_Data excerpts_.

◇ ◇ ◇

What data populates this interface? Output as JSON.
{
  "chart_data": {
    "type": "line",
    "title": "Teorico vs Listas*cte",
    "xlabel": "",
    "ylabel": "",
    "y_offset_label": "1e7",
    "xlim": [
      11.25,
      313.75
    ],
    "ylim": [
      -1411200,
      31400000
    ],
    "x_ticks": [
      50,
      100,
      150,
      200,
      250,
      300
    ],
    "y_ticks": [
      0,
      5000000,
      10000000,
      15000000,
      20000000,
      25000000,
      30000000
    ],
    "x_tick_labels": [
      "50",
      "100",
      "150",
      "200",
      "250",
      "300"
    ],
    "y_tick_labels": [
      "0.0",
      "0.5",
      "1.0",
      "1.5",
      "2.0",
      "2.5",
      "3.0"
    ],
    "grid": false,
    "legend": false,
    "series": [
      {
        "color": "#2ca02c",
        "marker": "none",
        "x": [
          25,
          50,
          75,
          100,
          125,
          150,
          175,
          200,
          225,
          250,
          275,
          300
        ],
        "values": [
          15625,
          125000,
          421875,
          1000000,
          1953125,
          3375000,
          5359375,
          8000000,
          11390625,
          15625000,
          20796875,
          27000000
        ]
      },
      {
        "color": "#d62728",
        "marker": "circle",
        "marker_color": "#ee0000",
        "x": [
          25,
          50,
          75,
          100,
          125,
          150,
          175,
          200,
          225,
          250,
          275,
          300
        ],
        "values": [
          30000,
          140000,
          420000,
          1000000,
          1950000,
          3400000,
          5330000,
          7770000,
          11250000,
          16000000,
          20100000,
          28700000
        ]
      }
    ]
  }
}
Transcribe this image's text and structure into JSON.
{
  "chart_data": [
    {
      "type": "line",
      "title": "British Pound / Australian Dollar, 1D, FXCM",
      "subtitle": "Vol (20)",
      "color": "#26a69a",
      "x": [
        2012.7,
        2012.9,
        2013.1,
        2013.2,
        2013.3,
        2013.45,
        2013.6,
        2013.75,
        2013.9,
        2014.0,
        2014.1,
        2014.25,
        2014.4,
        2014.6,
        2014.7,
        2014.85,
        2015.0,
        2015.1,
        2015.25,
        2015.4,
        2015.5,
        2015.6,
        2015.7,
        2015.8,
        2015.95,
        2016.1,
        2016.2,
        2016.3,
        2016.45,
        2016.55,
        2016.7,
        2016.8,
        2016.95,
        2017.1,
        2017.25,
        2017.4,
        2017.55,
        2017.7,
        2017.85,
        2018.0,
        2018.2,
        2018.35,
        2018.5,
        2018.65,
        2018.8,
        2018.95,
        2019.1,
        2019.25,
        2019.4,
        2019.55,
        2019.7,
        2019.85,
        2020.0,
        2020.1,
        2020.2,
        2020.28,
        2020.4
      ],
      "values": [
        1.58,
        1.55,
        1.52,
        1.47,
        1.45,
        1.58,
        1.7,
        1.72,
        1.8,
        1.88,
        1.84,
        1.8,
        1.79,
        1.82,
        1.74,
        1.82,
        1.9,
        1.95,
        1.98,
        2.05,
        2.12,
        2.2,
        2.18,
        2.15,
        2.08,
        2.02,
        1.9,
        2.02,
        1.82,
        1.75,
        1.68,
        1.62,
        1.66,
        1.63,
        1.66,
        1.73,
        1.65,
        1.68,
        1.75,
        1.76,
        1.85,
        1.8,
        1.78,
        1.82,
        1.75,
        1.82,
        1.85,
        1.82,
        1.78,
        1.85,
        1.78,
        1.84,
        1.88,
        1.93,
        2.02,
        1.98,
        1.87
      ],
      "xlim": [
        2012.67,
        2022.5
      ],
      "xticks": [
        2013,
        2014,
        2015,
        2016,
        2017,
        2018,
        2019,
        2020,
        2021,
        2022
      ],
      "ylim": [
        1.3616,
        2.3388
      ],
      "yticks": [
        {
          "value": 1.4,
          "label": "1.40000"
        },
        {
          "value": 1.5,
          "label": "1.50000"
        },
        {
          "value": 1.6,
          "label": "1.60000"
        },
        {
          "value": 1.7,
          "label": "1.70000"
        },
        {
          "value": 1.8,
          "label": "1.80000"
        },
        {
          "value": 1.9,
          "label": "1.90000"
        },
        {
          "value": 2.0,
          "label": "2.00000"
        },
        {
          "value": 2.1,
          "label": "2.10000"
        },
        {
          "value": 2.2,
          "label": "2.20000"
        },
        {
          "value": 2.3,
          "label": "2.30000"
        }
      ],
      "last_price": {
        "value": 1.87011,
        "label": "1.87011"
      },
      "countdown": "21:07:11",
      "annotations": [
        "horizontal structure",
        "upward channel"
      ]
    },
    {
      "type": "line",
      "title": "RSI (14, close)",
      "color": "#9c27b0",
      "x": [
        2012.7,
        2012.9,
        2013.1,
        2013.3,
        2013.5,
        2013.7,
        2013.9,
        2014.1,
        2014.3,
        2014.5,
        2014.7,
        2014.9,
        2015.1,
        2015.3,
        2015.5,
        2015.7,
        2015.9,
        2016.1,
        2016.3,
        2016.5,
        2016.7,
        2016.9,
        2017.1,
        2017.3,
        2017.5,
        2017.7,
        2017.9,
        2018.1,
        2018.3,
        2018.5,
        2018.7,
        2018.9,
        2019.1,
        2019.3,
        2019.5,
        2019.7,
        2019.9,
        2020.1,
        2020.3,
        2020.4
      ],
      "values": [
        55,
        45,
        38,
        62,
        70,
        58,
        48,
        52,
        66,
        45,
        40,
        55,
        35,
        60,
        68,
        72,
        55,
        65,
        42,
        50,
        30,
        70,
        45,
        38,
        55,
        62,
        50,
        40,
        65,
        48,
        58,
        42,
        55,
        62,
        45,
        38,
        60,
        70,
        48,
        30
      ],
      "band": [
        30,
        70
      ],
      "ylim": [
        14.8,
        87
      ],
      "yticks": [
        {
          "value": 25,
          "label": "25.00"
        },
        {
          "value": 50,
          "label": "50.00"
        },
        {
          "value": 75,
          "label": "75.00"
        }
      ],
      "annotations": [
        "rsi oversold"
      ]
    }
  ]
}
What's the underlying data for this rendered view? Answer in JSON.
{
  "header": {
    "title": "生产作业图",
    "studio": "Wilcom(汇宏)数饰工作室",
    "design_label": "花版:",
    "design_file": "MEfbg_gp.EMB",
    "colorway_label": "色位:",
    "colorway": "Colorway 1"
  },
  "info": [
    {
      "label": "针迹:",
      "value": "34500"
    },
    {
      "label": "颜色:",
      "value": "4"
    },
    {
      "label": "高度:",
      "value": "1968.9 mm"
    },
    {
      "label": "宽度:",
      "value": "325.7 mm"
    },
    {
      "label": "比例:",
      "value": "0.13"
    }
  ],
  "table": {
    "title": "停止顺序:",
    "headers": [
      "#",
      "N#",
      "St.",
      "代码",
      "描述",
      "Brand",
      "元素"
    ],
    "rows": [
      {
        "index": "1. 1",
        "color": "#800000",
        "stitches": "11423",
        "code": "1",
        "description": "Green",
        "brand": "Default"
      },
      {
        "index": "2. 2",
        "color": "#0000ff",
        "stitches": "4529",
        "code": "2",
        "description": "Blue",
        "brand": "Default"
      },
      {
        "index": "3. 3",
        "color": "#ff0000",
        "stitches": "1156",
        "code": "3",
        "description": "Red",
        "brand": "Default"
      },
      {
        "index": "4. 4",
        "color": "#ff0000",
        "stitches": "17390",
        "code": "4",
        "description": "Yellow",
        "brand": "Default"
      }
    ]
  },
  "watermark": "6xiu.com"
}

◇ ◇ ◇

_Short problem_.
What is the number of lines in the data above that include the word "structure"? Answer with that number only.

_Finished answer_.
2